## What you are asked to do
Exactly as written, print each record in the listing.

------------------------

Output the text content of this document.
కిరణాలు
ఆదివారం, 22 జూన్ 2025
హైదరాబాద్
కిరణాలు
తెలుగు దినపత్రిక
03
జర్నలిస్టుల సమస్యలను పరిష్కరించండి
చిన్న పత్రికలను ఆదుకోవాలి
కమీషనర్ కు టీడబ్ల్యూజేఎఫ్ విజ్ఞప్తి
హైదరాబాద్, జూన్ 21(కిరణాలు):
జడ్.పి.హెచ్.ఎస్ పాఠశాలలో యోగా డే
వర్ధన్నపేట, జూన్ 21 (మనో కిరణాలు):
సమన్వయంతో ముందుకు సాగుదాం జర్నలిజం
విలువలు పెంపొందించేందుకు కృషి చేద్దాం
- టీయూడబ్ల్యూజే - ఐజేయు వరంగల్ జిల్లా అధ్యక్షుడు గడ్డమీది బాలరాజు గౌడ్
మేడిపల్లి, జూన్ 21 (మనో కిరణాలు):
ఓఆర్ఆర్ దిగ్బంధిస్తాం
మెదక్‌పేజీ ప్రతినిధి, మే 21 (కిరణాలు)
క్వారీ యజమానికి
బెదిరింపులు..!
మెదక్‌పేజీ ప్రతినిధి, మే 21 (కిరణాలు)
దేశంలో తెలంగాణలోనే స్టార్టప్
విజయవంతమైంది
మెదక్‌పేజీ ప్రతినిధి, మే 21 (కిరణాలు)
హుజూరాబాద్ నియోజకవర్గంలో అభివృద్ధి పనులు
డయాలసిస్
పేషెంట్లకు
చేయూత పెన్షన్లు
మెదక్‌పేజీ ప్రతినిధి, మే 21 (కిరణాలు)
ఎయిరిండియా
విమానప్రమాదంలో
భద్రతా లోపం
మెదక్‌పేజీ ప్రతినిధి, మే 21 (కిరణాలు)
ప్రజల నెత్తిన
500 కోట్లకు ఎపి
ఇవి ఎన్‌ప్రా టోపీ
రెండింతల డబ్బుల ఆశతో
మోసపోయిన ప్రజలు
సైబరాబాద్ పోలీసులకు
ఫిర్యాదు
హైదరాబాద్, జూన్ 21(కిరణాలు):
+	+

------------------------

## Written answer
Output the text content of this document.
కిరణాలు
ఆదివారం, 22 జూన్ 2025
హైదరాబాద్
కిరణాలు
తెలుగు దినపత్రిక
03
జర్నలిస్టుల సమస్యలను పరిష్కరించండి
చిన్న పత్రికలను ఆదుకోవాలి
కమీషనర్ కు టీడబ్ల్యూజేఎఫ్ విజ్ఞప్తి
హైదరాబాద్, జూన్ 21(కిరణాలు):
జడ్.పి.హెచ్.ఎస్ పాఠశాలలో యోగా డే
వర్ధన్నపేట, జూన్ 21 (మనో కిరణాలు):
సమన్వయంతో ముందుకు సాగుదాం జర్నలిజం
విలువలు పెంపొందించేందుకు కృషి చేద్దాం
- టీయూడబ్ల్యూజే - ఐజేయు వరంగల్ జిల్లా అధ్యక్షుడు గడ్డమీది బాలరాజు గౌడ్
మేడిపల్లి, జూన్ 21 (మనో కిరణాలు):
ఓఆర్ఆర్ దిగ్బంధిస్తాం
మెదక్‌పేజీ ప్రతినిధి, మే 21 (కిరణాలు)
క్వారీ యజమానికి
బెదిరింపులు..!
మెదక్‌పేజీ ప్రతినిధి, మే 21 (కిరణాలు)
దేశంలో తెలంగాణలోనే స్టార్టప్
విజయవంతమైంది
మెదక్‌పేజీ ప్రతినిధి, మే 21 (కిరణాలు)
హుజూరాబాద్ నియోజకవర్గంలో అభివృద్ధి పనులు
డయాలసిస్
పేషెంట్లకు
చేయూత పెన్షన్లు
మెదక్‌పేజీ ప్రతినిధి, మే 21 (కిరణాలు)
ఎయిరిండియా
విమానప్రమాదంలో
భద్రతా లోపం
మెదక్‌పేజీ ప్రతినిధి, మే 21 (కిరణాలు)
ప్రజల నెత్తిన
500 కోట్లకు ఎపి
ఇవి ఎన్‌ప్రా టోపీ
రెండింతల డబ్బుల ఆశతో
మోసపోయిన ప్రజలు
సైబరాబాద్ పోలీసులకు
ఫిర్యాదు
హైదరాబాద్, జూన్ 21(కిరణాలు):
+	+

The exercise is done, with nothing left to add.